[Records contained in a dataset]
=-=-=-=-=

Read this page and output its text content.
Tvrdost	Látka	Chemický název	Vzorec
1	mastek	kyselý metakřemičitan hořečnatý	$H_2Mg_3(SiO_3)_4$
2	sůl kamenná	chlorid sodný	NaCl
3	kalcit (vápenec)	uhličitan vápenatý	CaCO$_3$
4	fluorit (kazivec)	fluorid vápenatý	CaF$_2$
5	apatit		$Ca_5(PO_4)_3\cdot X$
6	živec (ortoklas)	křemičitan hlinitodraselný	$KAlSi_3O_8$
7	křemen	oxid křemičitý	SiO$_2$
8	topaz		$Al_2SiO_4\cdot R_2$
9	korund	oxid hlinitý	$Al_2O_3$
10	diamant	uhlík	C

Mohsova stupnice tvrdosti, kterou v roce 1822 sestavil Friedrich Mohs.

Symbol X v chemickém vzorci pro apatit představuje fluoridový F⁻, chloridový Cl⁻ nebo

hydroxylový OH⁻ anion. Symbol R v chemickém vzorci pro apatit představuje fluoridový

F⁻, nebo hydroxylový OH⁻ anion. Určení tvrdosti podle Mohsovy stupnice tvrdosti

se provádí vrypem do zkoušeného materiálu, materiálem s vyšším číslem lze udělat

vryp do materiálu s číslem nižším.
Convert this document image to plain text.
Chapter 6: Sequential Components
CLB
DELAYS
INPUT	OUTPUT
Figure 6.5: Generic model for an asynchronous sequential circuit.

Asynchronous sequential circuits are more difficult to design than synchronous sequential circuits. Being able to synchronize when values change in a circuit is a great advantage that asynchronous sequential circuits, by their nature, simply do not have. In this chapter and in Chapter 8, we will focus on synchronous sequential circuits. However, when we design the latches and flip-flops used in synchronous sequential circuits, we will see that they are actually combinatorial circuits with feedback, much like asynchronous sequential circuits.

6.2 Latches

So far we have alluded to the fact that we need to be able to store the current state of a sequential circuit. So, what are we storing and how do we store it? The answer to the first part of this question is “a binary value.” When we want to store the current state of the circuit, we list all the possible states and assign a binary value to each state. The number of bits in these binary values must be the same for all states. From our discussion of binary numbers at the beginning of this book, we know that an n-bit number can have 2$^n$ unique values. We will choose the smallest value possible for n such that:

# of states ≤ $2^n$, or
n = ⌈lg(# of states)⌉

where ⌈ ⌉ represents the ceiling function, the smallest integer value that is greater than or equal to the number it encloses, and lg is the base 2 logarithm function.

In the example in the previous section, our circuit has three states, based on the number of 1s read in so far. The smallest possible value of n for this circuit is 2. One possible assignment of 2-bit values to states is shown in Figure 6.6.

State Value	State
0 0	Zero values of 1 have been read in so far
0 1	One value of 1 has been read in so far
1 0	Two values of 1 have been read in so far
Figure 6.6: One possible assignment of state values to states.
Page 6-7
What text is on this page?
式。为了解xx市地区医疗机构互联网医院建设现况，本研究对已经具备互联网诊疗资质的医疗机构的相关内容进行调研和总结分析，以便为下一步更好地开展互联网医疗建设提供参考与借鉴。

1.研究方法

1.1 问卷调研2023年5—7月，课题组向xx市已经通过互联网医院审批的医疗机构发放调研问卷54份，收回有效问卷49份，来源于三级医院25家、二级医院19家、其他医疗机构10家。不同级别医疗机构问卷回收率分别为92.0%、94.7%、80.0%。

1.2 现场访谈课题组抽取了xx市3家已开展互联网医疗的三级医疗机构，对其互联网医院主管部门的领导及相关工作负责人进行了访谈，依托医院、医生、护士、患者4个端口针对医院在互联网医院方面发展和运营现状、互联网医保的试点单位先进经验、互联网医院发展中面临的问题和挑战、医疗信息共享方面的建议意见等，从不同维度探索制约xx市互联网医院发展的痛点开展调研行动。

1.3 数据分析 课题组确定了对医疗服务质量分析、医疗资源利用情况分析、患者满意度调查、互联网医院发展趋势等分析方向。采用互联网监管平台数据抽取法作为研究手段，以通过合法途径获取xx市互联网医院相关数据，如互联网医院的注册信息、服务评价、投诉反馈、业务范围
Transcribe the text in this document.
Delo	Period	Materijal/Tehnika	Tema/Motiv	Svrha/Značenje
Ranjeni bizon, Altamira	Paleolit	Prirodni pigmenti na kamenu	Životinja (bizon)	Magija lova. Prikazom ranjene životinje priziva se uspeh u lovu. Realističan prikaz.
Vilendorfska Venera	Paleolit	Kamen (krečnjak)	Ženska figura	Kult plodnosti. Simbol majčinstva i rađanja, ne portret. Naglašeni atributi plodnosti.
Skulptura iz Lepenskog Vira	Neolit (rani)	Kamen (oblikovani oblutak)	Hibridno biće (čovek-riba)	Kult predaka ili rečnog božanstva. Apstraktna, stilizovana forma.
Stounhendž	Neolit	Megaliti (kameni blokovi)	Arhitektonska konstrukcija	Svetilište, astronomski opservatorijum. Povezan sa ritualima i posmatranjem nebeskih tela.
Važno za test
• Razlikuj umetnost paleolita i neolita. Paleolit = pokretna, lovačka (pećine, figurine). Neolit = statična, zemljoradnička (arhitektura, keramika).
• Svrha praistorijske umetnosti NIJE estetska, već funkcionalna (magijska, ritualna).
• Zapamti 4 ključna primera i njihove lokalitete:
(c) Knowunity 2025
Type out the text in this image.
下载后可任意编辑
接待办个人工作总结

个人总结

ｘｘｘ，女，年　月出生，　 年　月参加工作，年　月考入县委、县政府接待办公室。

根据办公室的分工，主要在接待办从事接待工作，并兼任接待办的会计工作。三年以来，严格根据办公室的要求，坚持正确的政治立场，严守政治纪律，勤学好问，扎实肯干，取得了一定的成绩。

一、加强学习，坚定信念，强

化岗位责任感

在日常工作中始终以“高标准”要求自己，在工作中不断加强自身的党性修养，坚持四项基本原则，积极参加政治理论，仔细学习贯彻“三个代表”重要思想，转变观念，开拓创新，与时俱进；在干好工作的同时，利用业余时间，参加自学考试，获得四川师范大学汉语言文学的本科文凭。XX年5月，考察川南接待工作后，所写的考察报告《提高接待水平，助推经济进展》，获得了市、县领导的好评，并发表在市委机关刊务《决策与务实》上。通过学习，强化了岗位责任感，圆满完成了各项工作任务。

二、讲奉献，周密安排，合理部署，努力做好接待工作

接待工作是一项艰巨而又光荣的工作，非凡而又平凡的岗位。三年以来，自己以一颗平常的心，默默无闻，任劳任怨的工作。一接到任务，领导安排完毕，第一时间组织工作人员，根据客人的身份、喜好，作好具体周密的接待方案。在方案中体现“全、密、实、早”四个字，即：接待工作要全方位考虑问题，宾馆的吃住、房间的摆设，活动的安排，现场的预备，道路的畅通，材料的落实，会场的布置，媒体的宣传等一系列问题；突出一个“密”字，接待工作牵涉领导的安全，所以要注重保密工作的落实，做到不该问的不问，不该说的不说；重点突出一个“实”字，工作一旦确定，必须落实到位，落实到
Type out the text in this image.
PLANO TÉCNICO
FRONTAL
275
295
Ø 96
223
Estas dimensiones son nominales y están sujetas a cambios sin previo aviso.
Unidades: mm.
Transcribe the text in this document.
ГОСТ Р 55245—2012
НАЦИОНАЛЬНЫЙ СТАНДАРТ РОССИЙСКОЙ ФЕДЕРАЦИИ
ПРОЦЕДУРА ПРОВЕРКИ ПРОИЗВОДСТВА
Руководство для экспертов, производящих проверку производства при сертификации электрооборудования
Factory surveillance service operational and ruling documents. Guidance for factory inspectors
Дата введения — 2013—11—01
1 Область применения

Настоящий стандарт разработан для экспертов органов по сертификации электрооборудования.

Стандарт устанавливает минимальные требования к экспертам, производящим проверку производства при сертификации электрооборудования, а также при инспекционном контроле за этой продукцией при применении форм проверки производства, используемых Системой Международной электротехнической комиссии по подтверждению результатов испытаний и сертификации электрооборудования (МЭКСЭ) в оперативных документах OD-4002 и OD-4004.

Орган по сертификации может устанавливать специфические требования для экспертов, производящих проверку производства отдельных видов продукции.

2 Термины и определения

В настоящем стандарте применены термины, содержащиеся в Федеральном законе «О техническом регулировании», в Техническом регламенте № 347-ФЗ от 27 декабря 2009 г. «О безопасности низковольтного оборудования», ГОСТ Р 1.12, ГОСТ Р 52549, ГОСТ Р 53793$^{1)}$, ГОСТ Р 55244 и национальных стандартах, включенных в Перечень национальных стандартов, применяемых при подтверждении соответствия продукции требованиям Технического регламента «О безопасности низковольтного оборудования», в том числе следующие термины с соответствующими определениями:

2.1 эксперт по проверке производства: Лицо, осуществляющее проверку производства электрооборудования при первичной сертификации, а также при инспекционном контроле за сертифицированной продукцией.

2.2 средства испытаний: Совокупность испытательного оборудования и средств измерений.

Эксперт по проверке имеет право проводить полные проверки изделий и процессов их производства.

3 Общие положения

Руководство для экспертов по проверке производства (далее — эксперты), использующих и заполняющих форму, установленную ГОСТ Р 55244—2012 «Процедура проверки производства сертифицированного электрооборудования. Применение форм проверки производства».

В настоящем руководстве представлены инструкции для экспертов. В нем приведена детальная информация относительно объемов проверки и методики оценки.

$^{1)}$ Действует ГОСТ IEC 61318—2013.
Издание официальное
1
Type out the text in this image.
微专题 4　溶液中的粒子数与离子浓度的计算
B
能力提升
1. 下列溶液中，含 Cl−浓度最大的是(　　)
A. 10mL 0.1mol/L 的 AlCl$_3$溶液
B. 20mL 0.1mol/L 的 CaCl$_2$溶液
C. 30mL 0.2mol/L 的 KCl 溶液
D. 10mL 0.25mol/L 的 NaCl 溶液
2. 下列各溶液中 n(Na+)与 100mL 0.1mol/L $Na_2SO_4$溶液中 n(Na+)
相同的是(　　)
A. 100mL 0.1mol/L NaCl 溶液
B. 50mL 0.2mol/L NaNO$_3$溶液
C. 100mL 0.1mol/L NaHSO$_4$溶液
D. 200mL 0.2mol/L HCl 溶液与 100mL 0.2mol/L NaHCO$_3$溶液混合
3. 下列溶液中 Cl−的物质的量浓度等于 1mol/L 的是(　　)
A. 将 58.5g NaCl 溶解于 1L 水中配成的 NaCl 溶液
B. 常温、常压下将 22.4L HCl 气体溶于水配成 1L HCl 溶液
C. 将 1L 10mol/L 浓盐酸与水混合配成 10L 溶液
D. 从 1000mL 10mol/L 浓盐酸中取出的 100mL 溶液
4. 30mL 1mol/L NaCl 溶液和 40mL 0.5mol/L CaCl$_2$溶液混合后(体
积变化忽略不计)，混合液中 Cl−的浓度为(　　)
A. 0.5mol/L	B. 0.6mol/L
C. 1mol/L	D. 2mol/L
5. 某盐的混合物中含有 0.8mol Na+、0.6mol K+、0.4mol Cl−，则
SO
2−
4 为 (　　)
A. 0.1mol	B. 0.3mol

=-=-=-=-=

■ What is asked: Search the preceding listing for "tvrdosti" and extract every line where it is found.

■ Result:
Mohsova stupnice tvrdosti, kterou v roce 1822 sestavil Friedrich Mohs.
F⁻, nebo hydroxylový OH⁻ anion. Určení tvrdosti podle Mohsovy stupnice tvrdosti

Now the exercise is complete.